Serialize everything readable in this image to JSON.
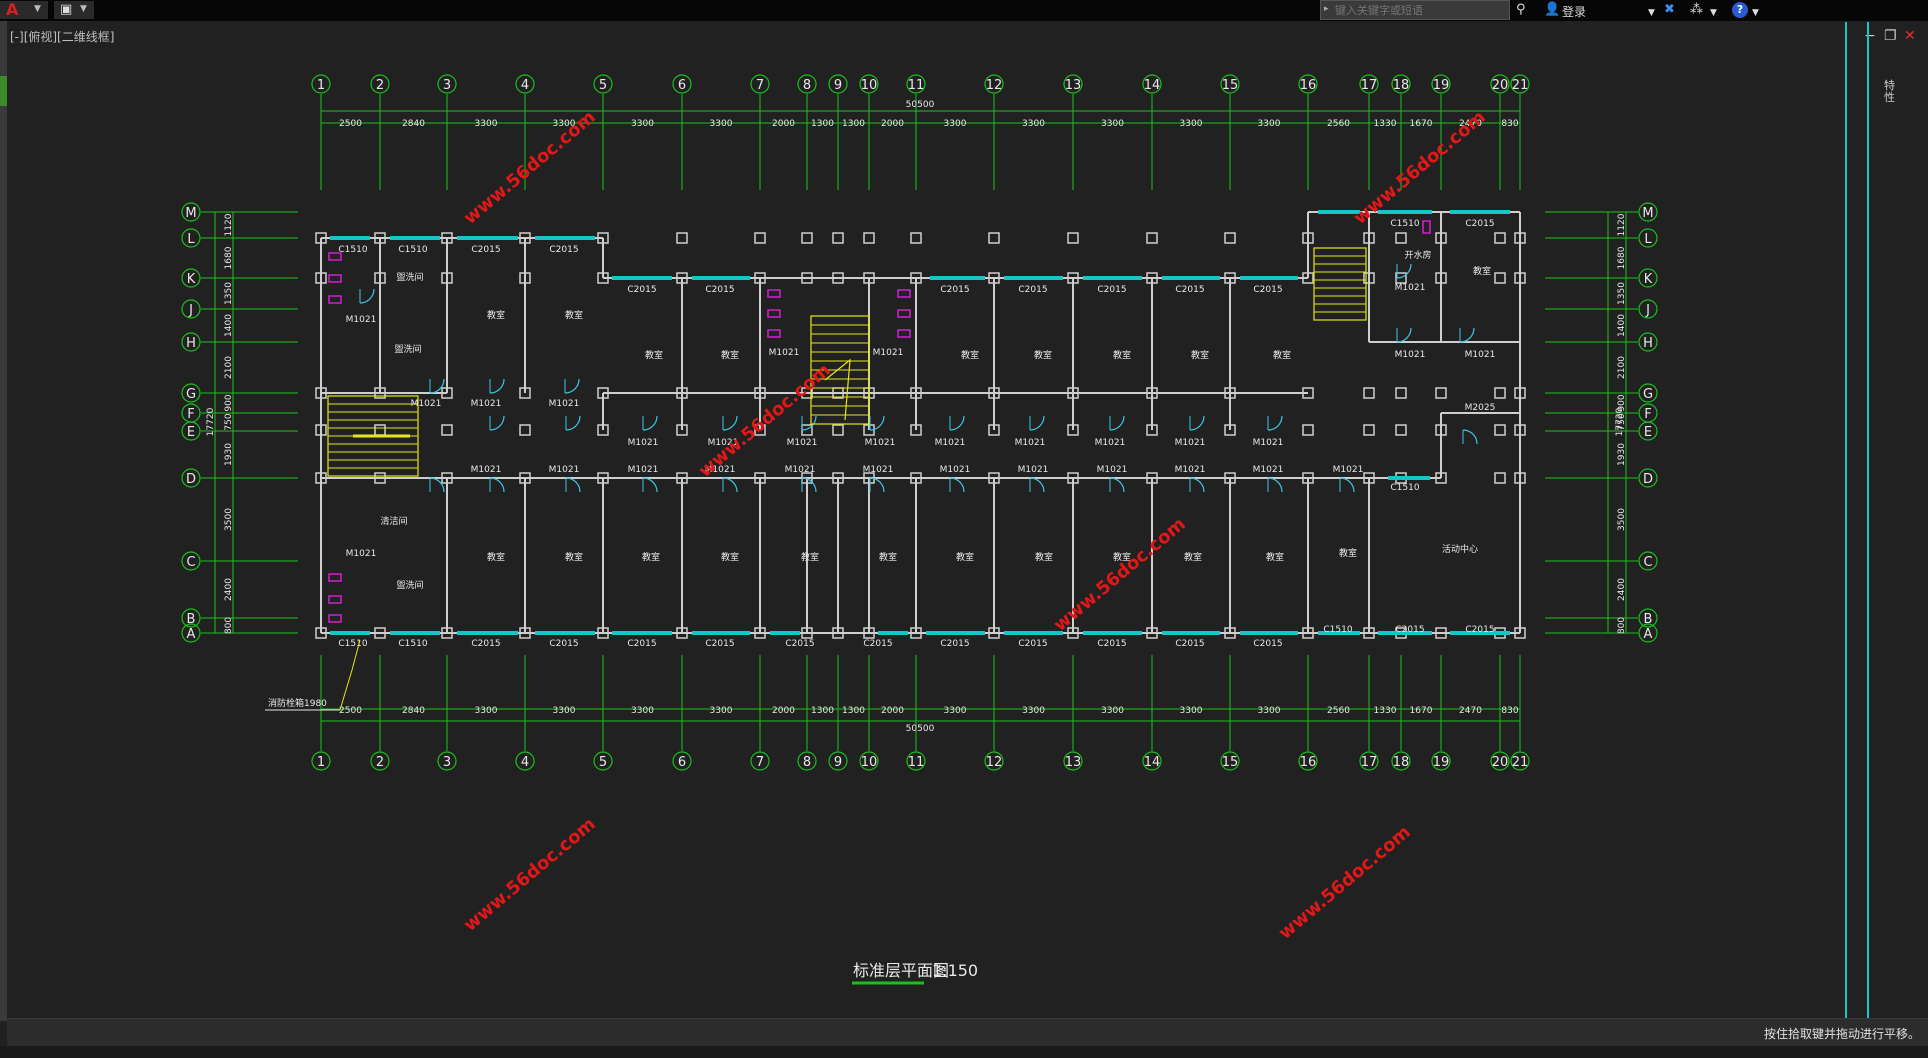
{
  "titlebar": {
    "search_placeholder": "键入关键字或短语",
    "login_label": "登录",
    "icons": [
      "autocad-logo-icon",
      "save-icon",
      "binoculars-icon",
      "user-icon",
      "exchange-x-icon",
      "network-icon",
      "help-icon"
    ]
  },
  "viewport_label": "[-][俯视][二维线框]",
  "side_panel_title": "特性",
  "status_text": "按住拾取键并拖动进行平移。",
  "drawing": {
    "title": "标准层平面图",
    "scale": "1:150",
    "columns": [
      "1",
      "2",
      "3",
      "4",
      "5",
      "6",
      "7",
      "8",
      "9",
      "10",
      "11",
      "12",
      "13",
      "14",
      "15",
      "16",
      "17",
      "18",
      "19",
      "20",
      "21"
    ],
    "rows": [
      "M",
      "L",
      "K",
      "J",
      "H",
      "G",
      "F",
      "E",
      "D",
      "C",
      "B",
      "A"
    ],
    "top_dimensions": [
      "2500",
      "2840",
      "3300",
      "3300",
      "3300",
      "3300",
      "2000",
      "1300",
      "1300",
      "2000",
      "3300",
      "3300",
      "3300",
      "3300",
      "3300",
      "2560",
      "1330",
      "1670",
      "2470",
      "830"
    ],
    "bottom_dimensions": [
      "2500",
      "2840",
      "3300",
      "3300",
      "3300",
      "3300",
      "2000",
      "1300",
      "1300",
      "2000",
      "3300",
      "3300",
      "3300",
      "3300",
      "3300",
      "2560",
      "1330",
      "1670",
      "2470",
      "830"
    ],
    "total_dimension": "50500",
    "left_dimensions": [
      "1120",
      "1680",
      "1350",
      "1400",
      "2100",
      "900",
      "750",
      "1930",
      "3500",
      "2400",
      "800"
    ],
    "right_dimensions": [
      "1120",
      "1680",
      "1350",
      "1400",
      "2100",
      "900",
      "750",
      "1930",
      "3500",
      "2400",
      "800"
    ],
    "side_total": "17720",
    "rooms": {
      "classroom": "教室",
      "washroom": "盥洗间",
      "water_room": "开水房",
      "activity": "活动中心",
      "janitor": "清洁间"
    },
    "window_tags": [
      "C1510",
      "C2015"
    ],
    "door_tags": [
      "M1021",
      "M2025"
    ],
    "annotation": "消防栓箱1980",
    "watermark": "www.56doc.com"
  },
  "colors": {
    "grid": "#19c219",
    "wall": "#cfcfcf",
    "window": "#16c6c6",
    "stair": "#e6e61a",
    "fixture": "#d21ed2",
    "door": "#3ac6e6",
    "watermark": "#e01818"
  }
}
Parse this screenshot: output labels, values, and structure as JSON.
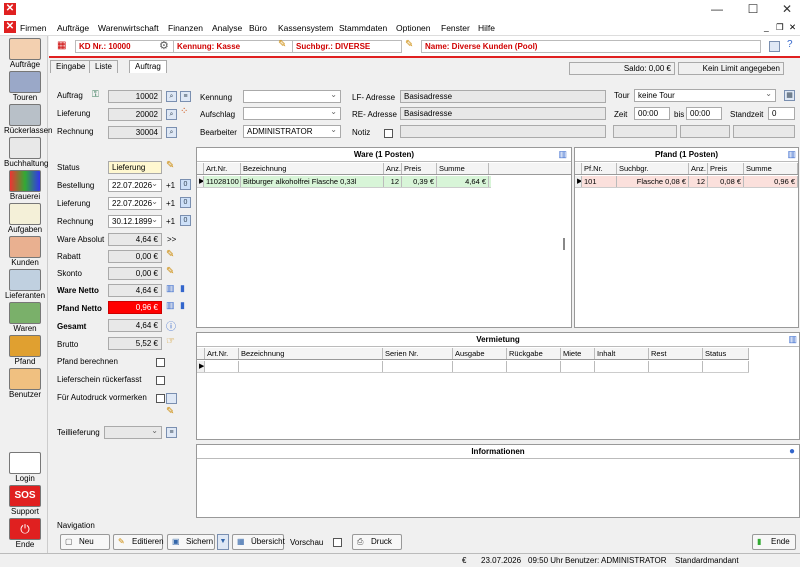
{
  "window": {
    "minimize": "—",
    "maximize": "☐",
    "close": "✕"
  },
  "menu": [
    "Firmen",
    "Aufträge",
    "Warenwirtschaft",
    "Finanzen",
    "Analyse",
    "Büro",
    "Kassensystem",
    "Stammdaten",
    "Optionen",
    "Fenster",
    "Hilfe"
  ],
  "mdi": {
    "min": "_",
    "restore": "❐",
    "close": "✕"
  },
  "sidebar": [
    "Aufträge",
    "Touren",
    "Rückerlassen",
    "Buchhaltung",
    "Brauerei",
    "Aufgaben",
    "Kunden",
    "Lieferanten",
    "Waren",
    "Pfand",
    "Benutzer"
  ],
  "sidebar_bottom": [
    "Login",
    "Support",
    "Ende"
  ],
  "sos": "SOS",
  "header": {
    "kd": "KD Nr.: 10000",
    "kennung": "Kennung: Kasse",
    "suchbgr": "Suchbgr.: DIVERSE",
    "name": "Name: Diverse Kunden (Pool)"
  },
  "tabs": [
    "Eingabe",
    "Liste",
    "Auftrag"
  ],
  "saldo": "Saldo: 0,00 €",
  "limit": "Kein Limit angegeben",
  "left": {
    "auftrag_label": "Auftrag",
    "auftrag": "10002",
    "lieferung_label": "Lieferung",
    "lieferung": "20002",
    "rechnung_label": "Rechnung",
    "rechnung": "30004",
    "status_label": "Status",
    "status": "Lieferung",
    "bestellung_label": "Bestellung",
    "bestellung": "22.07.2026",
    "lief_label": "Lieferung",
    "lief_date": "22.07.2026",
    "rech_label": "Rechnung",
    "rech_date": "30.12.1899",
    "plus1": "+1",
    "ware_abs_label": "Ware Absolut",
    "ware_abs": "4,64 €",
    "ware_abs_arrow": ">>",
    "rabatt_label": "Rabatt",
    "rabatt": "0,00 €",
    "skonto_label": "Skonto",
    "skonto": "0,00 €",
    "ware_netto_label": "Ware Netto",
    "ware_netto": "4,64 €",
    "pfand_netto_label": "Pfand Netto",
    "pfand_netto": "0,96 €",
    "gesamt_label": "Gesamt",
    "gesamt": "4,64 €",
    "brutto_label": "Brutto",
    "brutto": "5,52 €",
    "pfand_ber": "Pfand berechnen",
    "lieferschein": "Lieferschein rückerfasst",
    "autodruck": "Für Autodruck vormerken",
    "teillieferung": "Teillieferung"
  },
  "mid": {
    "kennung": "Kennung",
    "aufschlag": "Aufschlag",
    "bearbeiter": "Bearbeiter",
    "bearbeiter_val": "ADMINISTRATOR",
    "lf_label": "LF- Adresse",
    "lf": "Basisadresse",
    "re_label": "RE- Adresse",
    "re": "Basisadresse",
    "notiz": "Notiz"
  },
  "right": {
    "tour_label": "Tour",
    "tour": "keine Tour",
    "zeit": "Zeit",
    "von": "00:00",
    "bis_label": "bis",
    "bis": "00:00",
    "standzeit_label": "Standzeit",
    "standzeit": "0"
  },
  "ware": {
    "title": "Ware (1 Posten)",
    "cols": [
      "Art.Nr.",
      "Bezeichnung",
      "Anz.",
      "Preis",
      "Summe"
    ],
    "rows": [
      [
        "11028100",
        "Bitburger alkoholfrei Flasche 0,33l",
        "12",
        "0,39 €",
        "4,64 €"
      ]
    ]
  },
  "pfand": {
    "title": "Pfand (1 Posten)",
    "cols": [
      "Pf.Nr.",
      "Suchbgr.",
      "Anz.",
      "Preis",
      "Summe"
    ],
    "rows": [
      [
        "101",
        "Flasche 0,08 €",
        "12",
        "0,08 €",
        "0,96 €"
      ]
    ]
  },
  "verm": {
    "title": "Vermietung",
    "cols": [
      "Art.Nr.",
      "Bezeichnung",
      "Serien Nr.",
      "Ausgabe",
      "Rückgabe",
      "Miete",
      "Inhalt",
      "Rest",
      "Status"
    ]
  },
  "info": {
    "title": "Informationen"
  },
  "nav": {
    "label": "Navigation",
    "neu": "Neu",
    "edit": "Editieren",
    "save": "Sichern",
    "overview": "Übersicht",
    "preview": "Vorschau",
    "print": "Druck",
    "end": "Ende"
  },
  "status": {
    "euro": "€",
    "date": "23.07.2026",
    "time": "09:50 Uhr",
    "user": "Benutzer: ADMINISTRATOR",
    "mandant": "Standardmandant"
  },
  "colors": {
    "accent": "#e02020",
    "pfand_red": "#ff0000",
    "ware_row": "#d8f5d8",
    "pfand_row": "#fbe0dc"
  }
}
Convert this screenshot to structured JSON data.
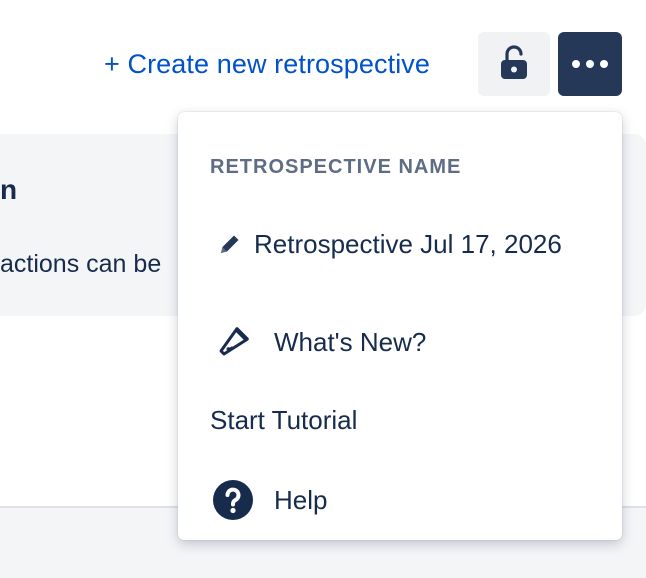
{
  "header": {
    "create_link": "+ Create new retrospective",
    "lock_icon": "unlocked-padlock-icon",
    "more_icon": "more-horizontal-icon"
  },
  "background": {
    "heading_fragment": "n",
    "text_fragment": "actions can be"
  },
  "menu": {
    "section_title": "RETROSPECTIVE NAME",
    "items": [
      {
        "label": "Retrospective Jul 17, 2026",
        "icon": "pencil-icon"
      },
      {
        "label": "What's New?",
        "icon": "megaphone-icon"
      },
      {
        "label": "Start Tutorial"
      },
      {
        "label": "Help",
        "icon": "question-circle-icon"
      }
    ]
  },
  "colors": {
    "link": "#0052cc",
    "primary_dark": "#253858",
    "text": "#172b4d",
    "subtle_text": "#5e6c84",
    "surface": "#f4f5f7"
  }
}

§

_TASK OBJECTIVE_: Repeat only the lines from the one with "Convert this screenshot" through the end of the data, both included and exactly as written. Pictures stay out of the copy.

_ANSWER_:
Convert this screenshot to structured JSON data.
{
  "header": {
    "create_link": "+ Create new retrospective",
    "lock_icon": "unlocked-padlock-icon",
    "more_icon": "more-horizontal-icon"
  },
  "background": {
    "heading_fragment": "n",
    "text_fragment": "actions can be"
  },
  "menu": {
    "section_title": "RETROSPECTIVE NAME",
    "items": [
      {
        "label": "Retrospective Jul 17, 2026",
        "icon": "pencil-icon"
      },
      {
        "label": "What's New?",
        "icon": "megaphone-icon"
      },
      {
        "label": "Start Tutorial"
      },
      {
        "label": "Help",
        "icon": "question-circle-icon"
      }
    ]
  },
  "colors": {
    "link": "#0052cc",
    "primary_dark": "#253858",
    "text": "#172b4d",
    "subtle_text": "#5e6c84",
    "surface": "#f4f5f7"
  }
}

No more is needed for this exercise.